__Aim__. Return the listing below unchanged, minus its pictures.

-- Start of Entries shown --

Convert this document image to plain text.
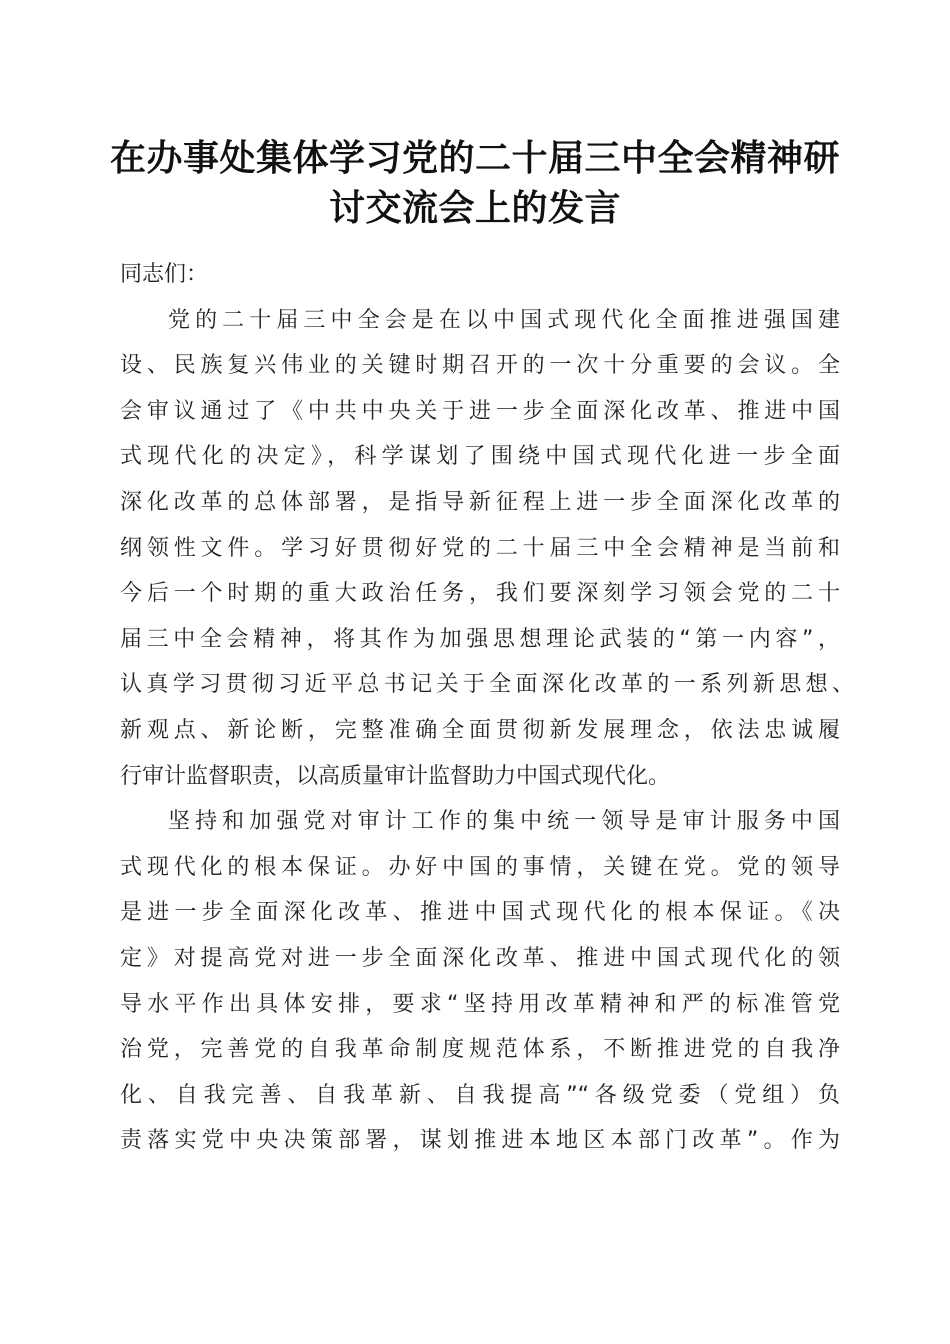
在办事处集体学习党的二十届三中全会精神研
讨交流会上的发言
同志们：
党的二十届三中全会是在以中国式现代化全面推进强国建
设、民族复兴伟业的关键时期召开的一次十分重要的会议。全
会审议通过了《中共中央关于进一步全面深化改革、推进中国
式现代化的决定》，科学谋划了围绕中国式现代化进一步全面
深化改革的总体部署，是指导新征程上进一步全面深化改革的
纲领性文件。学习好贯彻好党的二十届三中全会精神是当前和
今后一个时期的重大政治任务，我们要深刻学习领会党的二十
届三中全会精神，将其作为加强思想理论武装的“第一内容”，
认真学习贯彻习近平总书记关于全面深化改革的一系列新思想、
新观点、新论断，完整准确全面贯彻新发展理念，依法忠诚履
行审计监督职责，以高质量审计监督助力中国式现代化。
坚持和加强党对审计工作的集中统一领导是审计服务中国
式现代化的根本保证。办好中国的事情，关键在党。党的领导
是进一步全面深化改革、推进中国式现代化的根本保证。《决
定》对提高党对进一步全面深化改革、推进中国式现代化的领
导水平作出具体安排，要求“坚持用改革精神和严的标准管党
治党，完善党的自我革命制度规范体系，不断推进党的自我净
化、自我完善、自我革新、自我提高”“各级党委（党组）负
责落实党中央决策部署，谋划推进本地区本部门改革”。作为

-- End of Entries shown --

__Answer to the task__.
Convert this document image to plain text.
在办事处集体学习党的二十届三中全会精神研
讨交流会上的发言
同志们：
党的二十届三中全会是在以中国式现代化全面推进强国建
设、民族复兴伟业的关键时期召开的一次十分重要的会议。全
会审议通过了《中共中央关于进一步全面深化改革、推进中国
式现代化的决定》，科学谋划了围绕中国式现代化进一步全面
深化改革的总体部署，是指导新征程上进一步全面深化改革的
纲领性文件。学习好贯彻好党的二十届三中全会精神是当前和
今后一个时期的重大政治任务，我们要深刻学习领会党的二十
届三中全会精神，将其作为加强思想理论武装的“第一内容”，
认真学习贯彻习近平总书记关于全面深化改革的一系列新思想、
新观点、新论断，完整准确全面贯彻新发展理念，依法忠诚履
行审计监督职责，以高质量审计监督助力中国式现代化。
坚持和加强党对审计工作的集中统一领导是审计服务中国
式现代化的根本保证。办好中国的事情，关键在党。党的领导
是进一步全面深化改革、推进中国式现代化的根本保证。《决
定》对提高党对进一步全面深化改革、推进中国式现代化的领
导水平作出具体安排，要求“坚持用改革精神和严的标准管党
治党，完善党的自我革命制度规范体系，不断推进党的自我净
化、自我完善、自我革新、自我提高”“各级党委（党组）负
责落实党中央决策部署，谋划推进本地区本部门改革”。作为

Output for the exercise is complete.